- **To be done**
Copy out the entries below precisely; nothing is to be omitted.

** BEGIN **

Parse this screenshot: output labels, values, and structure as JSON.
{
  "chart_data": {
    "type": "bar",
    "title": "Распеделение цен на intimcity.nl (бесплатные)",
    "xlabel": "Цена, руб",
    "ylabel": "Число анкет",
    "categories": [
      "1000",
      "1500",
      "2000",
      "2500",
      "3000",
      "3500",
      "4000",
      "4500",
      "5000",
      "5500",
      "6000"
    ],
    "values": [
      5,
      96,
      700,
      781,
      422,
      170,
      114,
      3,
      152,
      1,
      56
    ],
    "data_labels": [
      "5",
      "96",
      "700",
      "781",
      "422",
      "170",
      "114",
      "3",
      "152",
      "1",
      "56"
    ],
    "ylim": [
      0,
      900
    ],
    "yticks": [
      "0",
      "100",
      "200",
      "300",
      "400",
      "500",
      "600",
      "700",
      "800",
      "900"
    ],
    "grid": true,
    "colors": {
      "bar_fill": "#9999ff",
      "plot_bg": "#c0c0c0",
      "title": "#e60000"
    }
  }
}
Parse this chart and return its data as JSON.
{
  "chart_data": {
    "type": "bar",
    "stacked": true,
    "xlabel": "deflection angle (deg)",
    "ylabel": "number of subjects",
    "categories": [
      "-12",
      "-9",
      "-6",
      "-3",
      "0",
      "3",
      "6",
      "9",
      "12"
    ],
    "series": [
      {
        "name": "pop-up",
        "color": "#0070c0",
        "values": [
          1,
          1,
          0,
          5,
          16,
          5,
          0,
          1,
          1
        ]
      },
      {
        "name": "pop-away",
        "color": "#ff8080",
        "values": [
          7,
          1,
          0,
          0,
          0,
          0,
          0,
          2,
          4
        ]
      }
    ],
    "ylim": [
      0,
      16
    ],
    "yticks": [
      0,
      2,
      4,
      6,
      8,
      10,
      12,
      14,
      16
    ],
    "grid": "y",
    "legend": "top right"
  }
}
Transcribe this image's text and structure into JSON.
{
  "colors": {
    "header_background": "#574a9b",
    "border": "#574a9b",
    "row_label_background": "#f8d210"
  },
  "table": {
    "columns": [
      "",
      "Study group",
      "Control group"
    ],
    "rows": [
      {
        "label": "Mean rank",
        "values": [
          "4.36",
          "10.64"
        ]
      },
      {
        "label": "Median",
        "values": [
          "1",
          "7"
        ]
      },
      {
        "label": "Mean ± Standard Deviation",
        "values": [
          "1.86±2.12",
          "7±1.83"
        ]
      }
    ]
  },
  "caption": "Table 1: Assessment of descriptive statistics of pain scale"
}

** END **

- **Answer for the task**
Parse this screenshot: output labels, values, and structure as JSON.
{
  "chart_data": {
    "type": "bar",
    "title": "Распеделение цен на intimcity.nl (бесплатные)",
    "xlabel": "Цена, руб",
    "ylabel": "Число анкет",
    "categories": [
      "1000",
      "1500",
      "2000",
      "2500",
      "3000",
      "3500",
      "4000",
      "4500",
      "5000",
      "5500",
      "6000"
    ],
    "values": [
      5,
      96,
      700,
      781,
      422,
      170,
      114,
      3,
      152,
      1,
      56
    ],
    "data_labels": [
      "5",
      "96",
      "700",
      "781",
      "422",
      "170",
      "114",
      "3",
      "152",
      "1",
      "56"
    ],
    "ylim": [
      0,
      900
    ],
    "yticks": [
      "0",
      "100",
      "200",
      "300",
      "400",
      "500",
      "600",
      "700",
      "800",
      "900"
    ],
    "grid": true,
    "colors": {
      "bar_fill": "#9999ff",
      "plot_bg": "#c0c0c0",
      "title": "#e60000"
    }
  }
}
Parse this chart and return its data as JSON.
{
  "chart_data": {
    "type": "bar",
    "stacked": true,
    "xlabel": "deflection angle (deg)",
    "ylabel": "number of subjects",
    "categories": [
      "-12",
      "-9",
      "-6",
      "-3",
      "0",
      "3",
      "6",
      "9",
      "12"
    ],
    "series": [
      {
        "name": "pop-up",
        "color": "#0070c0",
        "values": [
          1,
          1,
          0,
          5,
          16,
          5,
          0,
          1,
          1
        ]
      },
      {
        "name": "pop-away",
        "color": "#ff8080",
        "values": [
          7,
          1,
          0,
          0,
          0,
          0,
          0,
          2,
          4
        ]
      }
    ],
    "ylim": [
      0,
      16
    ],
    "yticks": [
      0,
      2,
      4,
      6,
      8,
      10,
      12,
      14,
      16
    ],
    "grid": "y",
    "legend": "top right"
  }
}
Transcribe this image's text and structure into JSON.
{
  "colors": {
    "header_background": "#574a9b",
    "border": "#574a9b",
    "row_label_background": "#f8d210"
  },
  "table": {
    "columns": [
      "",
      "Study group",
      "Control group"
    ],
    "rows": [
      {
        "label": "Mean rank",
        "values": [
          "4.36",
          "10.64"
        ]
      },
      {
        "label": "Median",
        "values": [
          "1",
          "7"
        ]
      },
      {
        "label": "Mean ± Standard Deviation",
        "values": [
          "1.86±2.12",
          "7±1.83"
        ]
      }
    ]
  },
  "caption": "Table 1: Assessment of descriptive statistics of pain scale"
}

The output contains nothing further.